* START Provided records *

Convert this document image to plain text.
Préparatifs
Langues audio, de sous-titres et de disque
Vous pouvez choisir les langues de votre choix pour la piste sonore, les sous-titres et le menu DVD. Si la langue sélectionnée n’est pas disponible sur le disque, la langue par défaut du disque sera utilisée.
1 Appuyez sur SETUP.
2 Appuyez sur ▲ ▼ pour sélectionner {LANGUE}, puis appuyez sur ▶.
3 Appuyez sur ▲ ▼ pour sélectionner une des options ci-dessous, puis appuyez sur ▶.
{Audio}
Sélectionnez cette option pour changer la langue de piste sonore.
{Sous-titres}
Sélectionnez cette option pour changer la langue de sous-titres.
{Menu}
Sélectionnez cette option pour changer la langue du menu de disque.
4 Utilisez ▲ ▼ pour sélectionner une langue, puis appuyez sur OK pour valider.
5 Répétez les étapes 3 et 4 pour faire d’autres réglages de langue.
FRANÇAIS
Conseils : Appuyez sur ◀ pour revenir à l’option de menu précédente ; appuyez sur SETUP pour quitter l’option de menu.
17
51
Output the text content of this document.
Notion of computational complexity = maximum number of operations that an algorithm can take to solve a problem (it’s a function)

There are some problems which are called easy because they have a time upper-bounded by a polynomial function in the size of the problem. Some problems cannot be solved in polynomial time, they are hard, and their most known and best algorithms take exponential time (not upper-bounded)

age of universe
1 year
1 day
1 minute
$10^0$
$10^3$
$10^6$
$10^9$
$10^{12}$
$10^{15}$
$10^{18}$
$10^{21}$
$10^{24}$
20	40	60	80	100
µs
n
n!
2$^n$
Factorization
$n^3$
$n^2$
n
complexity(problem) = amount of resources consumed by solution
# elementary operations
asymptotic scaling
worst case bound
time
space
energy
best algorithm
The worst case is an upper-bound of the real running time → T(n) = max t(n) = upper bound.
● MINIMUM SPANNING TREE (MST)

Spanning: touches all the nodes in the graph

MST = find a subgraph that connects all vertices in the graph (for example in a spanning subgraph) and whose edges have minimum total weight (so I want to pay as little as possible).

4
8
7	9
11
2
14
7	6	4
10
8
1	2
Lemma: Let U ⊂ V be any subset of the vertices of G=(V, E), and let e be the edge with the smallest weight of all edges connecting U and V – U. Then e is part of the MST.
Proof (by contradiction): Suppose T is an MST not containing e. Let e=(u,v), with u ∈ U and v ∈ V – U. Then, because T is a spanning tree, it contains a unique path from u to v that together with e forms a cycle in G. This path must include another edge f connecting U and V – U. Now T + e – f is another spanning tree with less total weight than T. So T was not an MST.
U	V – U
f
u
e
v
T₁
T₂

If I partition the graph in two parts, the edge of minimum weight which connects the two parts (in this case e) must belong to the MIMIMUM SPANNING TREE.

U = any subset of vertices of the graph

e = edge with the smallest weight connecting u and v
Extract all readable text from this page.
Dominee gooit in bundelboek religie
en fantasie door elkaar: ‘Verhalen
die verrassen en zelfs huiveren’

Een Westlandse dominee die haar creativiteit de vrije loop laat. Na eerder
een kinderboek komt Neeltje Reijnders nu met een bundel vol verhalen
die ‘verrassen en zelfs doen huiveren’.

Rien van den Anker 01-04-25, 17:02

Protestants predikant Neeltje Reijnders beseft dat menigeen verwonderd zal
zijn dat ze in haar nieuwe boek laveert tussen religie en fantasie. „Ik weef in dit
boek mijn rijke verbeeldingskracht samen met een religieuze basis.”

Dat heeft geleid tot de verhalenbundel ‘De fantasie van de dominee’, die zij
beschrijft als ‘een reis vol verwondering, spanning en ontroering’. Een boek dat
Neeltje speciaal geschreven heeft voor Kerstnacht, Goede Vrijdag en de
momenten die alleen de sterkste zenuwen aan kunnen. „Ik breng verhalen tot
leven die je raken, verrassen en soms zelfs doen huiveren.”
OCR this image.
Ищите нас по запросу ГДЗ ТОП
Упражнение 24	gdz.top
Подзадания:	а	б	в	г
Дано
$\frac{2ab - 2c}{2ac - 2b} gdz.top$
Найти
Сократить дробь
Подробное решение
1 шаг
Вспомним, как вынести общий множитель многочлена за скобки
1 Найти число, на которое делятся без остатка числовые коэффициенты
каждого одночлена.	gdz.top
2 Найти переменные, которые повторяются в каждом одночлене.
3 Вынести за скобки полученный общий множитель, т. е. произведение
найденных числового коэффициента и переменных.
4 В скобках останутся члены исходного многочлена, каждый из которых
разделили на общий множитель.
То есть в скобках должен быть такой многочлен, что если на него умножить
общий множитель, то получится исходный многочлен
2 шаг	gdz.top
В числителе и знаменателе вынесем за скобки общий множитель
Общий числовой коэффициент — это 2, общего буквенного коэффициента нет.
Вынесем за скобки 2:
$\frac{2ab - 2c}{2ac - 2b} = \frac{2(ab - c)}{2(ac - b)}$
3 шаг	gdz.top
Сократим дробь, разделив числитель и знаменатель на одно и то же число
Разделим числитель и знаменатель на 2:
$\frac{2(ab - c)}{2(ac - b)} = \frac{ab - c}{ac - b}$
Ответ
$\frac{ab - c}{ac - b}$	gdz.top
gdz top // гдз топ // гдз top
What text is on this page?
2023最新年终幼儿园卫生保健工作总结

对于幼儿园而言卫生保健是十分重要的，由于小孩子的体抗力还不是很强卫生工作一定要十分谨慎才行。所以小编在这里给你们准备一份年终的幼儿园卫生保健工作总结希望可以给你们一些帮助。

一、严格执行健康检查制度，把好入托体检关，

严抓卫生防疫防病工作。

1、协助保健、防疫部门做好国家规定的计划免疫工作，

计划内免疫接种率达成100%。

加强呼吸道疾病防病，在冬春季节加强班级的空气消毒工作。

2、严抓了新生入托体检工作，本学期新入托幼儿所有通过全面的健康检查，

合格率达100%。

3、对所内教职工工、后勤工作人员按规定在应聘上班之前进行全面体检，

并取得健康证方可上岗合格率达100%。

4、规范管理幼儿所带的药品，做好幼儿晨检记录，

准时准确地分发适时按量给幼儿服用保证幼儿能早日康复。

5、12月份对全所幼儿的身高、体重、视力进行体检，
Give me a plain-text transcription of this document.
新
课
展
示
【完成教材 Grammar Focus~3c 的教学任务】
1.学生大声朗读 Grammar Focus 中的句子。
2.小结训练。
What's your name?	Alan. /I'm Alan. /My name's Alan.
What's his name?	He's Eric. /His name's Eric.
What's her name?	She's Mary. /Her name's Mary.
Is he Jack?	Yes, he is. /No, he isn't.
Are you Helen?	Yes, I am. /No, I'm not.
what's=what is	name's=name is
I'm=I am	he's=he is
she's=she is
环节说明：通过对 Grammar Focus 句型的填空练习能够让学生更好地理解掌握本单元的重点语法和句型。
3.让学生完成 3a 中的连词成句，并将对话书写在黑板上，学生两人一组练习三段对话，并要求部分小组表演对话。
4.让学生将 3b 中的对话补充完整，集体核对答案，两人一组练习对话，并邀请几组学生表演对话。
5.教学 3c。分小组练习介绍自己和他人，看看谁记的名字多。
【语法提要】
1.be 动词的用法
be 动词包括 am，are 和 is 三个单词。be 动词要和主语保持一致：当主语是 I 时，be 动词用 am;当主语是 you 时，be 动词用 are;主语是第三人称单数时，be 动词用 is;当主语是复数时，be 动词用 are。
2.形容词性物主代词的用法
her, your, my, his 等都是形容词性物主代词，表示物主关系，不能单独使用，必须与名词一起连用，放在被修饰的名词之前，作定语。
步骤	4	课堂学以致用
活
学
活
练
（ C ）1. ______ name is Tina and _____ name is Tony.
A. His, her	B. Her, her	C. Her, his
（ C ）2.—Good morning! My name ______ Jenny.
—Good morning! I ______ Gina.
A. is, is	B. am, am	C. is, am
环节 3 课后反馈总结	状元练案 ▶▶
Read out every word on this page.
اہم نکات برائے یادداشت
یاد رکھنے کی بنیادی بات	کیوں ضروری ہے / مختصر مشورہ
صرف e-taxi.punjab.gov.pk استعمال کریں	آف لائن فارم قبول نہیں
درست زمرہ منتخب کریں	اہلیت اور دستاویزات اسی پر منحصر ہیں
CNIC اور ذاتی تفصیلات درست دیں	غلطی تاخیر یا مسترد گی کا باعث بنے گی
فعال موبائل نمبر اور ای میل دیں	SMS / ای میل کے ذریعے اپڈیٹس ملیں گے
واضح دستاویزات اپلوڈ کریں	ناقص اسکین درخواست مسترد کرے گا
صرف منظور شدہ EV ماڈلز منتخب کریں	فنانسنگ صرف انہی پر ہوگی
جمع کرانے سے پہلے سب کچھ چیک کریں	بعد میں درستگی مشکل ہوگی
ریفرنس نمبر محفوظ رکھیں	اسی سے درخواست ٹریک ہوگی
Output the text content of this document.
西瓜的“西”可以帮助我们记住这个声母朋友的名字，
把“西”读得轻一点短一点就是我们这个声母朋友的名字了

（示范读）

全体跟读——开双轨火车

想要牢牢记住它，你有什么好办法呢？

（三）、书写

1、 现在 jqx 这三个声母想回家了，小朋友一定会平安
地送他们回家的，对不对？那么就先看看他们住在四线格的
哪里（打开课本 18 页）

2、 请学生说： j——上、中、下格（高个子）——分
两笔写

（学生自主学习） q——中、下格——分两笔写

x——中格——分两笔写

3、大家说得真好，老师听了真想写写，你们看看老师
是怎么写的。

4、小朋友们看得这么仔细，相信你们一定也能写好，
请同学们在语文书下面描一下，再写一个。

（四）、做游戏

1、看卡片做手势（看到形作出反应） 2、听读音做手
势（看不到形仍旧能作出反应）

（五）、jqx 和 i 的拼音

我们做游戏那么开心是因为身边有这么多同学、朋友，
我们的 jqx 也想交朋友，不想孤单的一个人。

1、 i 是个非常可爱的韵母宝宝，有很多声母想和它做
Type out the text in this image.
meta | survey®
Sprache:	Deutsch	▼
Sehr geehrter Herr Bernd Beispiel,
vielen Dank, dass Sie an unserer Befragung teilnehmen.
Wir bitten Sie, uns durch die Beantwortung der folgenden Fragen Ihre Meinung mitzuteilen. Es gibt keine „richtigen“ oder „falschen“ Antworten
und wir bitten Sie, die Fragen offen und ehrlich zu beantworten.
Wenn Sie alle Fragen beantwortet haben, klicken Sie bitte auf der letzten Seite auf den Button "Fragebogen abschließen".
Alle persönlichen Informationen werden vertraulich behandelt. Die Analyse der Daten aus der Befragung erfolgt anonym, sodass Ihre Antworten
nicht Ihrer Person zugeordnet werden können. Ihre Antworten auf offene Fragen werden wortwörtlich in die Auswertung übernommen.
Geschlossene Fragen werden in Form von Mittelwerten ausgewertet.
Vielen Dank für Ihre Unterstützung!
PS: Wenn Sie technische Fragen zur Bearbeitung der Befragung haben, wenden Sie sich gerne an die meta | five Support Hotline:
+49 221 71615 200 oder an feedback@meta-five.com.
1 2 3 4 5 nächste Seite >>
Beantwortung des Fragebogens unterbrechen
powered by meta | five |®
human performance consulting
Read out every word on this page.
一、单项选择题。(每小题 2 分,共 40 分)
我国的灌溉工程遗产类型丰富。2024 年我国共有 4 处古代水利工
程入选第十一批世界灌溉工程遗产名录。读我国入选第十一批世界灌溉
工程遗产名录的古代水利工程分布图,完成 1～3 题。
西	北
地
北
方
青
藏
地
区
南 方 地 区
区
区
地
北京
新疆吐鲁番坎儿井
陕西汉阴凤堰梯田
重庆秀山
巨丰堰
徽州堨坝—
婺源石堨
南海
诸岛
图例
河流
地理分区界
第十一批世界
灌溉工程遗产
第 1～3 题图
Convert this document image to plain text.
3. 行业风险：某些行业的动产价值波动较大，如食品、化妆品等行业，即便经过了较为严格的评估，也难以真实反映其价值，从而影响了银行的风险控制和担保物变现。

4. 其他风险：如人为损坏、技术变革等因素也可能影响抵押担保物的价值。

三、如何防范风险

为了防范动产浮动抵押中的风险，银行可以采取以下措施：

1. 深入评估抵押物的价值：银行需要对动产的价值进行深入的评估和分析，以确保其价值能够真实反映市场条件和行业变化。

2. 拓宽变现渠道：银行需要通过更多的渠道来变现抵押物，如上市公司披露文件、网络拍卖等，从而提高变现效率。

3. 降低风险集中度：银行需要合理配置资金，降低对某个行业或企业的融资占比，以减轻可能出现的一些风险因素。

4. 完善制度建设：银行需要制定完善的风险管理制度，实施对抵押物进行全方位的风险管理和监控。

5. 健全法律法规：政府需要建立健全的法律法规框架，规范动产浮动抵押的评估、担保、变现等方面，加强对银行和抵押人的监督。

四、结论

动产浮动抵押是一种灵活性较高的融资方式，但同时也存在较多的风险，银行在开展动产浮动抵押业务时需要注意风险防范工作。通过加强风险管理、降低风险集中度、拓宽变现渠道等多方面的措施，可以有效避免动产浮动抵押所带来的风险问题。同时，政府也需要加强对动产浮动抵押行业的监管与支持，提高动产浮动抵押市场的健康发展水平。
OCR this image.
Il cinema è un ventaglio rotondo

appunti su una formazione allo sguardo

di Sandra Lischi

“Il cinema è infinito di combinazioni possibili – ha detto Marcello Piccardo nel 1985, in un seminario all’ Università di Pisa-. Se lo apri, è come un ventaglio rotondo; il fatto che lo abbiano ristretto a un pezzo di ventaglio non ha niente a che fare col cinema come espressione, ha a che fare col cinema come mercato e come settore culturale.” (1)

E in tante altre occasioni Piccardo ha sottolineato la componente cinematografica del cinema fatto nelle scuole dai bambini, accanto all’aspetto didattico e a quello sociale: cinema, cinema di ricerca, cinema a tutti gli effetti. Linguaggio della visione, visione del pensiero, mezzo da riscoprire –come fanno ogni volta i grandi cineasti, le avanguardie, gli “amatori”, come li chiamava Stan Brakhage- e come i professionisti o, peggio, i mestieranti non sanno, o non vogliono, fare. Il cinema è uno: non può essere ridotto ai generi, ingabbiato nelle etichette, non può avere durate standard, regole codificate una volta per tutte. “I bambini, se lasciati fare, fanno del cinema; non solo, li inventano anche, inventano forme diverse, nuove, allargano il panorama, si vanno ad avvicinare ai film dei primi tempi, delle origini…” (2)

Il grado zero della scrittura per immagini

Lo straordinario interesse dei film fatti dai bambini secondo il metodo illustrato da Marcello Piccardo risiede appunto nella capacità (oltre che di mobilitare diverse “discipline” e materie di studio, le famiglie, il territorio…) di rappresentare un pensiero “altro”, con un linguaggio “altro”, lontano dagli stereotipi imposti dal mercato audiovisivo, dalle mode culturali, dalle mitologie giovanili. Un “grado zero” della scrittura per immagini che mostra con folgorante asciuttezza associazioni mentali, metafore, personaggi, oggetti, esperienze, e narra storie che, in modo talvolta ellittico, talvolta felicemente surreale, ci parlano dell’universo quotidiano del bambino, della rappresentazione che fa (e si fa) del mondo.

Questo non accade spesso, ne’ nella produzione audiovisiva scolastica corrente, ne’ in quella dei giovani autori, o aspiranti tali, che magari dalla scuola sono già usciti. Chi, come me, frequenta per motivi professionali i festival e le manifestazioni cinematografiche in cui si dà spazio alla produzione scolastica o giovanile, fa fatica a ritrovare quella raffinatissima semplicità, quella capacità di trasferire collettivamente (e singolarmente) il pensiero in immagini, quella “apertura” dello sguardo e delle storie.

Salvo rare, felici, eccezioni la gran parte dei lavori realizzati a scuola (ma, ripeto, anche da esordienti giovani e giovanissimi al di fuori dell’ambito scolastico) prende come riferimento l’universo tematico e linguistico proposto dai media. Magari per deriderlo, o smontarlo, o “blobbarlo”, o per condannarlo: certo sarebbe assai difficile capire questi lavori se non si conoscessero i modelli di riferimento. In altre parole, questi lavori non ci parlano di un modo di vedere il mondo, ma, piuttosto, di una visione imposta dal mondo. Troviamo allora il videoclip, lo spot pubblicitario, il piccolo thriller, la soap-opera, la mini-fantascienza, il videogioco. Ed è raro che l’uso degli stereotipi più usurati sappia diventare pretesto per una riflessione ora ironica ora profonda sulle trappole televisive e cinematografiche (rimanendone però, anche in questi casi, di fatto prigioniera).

* END Provided records *

#### Task directions
Return all lines containing the word "Grammar".

#### Solution for this problem
【完成教材 Grammar Focus~3c 的教学任务】
1.学生大声朗读 Grammar Focus 中的句子。
环节说明：通过对 Grammar Focus 句型的填空练习能够让学生更好地理解掌握本单元的重点语法和句型。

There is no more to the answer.